What you should do: In the records that follow, show each line where the word "trưởng" is present.

★ ★ ★ ★

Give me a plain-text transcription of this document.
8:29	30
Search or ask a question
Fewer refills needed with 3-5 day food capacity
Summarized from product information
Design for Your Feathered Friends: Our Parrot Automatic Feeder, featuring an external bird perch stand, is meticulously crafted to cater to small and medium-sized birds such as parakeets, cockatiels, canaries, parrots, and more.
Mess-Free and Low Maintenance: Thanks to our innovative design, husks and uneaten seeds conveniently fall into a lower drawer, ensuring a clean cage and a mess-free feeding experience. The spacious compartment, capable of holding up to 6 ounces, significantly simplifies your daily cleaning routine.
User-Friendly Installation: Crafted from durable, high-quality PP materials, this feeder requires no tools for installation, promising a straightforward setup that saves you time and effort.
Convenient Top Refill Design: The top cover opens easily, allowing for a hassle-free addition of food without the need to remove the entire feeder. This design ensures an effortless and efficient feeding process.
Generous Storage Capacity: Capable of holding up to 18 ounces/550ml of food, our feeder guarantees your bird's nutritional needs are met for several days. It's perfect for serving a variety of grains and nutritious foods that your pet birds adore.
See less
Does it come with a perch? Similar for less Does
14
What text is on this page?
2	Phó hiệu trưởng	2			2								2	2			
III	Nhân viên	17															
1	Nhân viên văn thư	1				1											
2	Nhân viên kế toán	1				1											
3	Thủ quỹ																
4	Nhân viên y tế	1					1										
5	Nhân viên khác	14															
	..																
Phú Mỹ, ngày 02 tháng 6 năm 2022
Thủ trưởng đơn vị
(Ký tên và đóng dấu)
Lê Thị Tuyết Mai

★ ★ ★ ★

Task answer:
2	Phó hiệu trưởng	2			2								2	2			
Thủ trưởng đơn vị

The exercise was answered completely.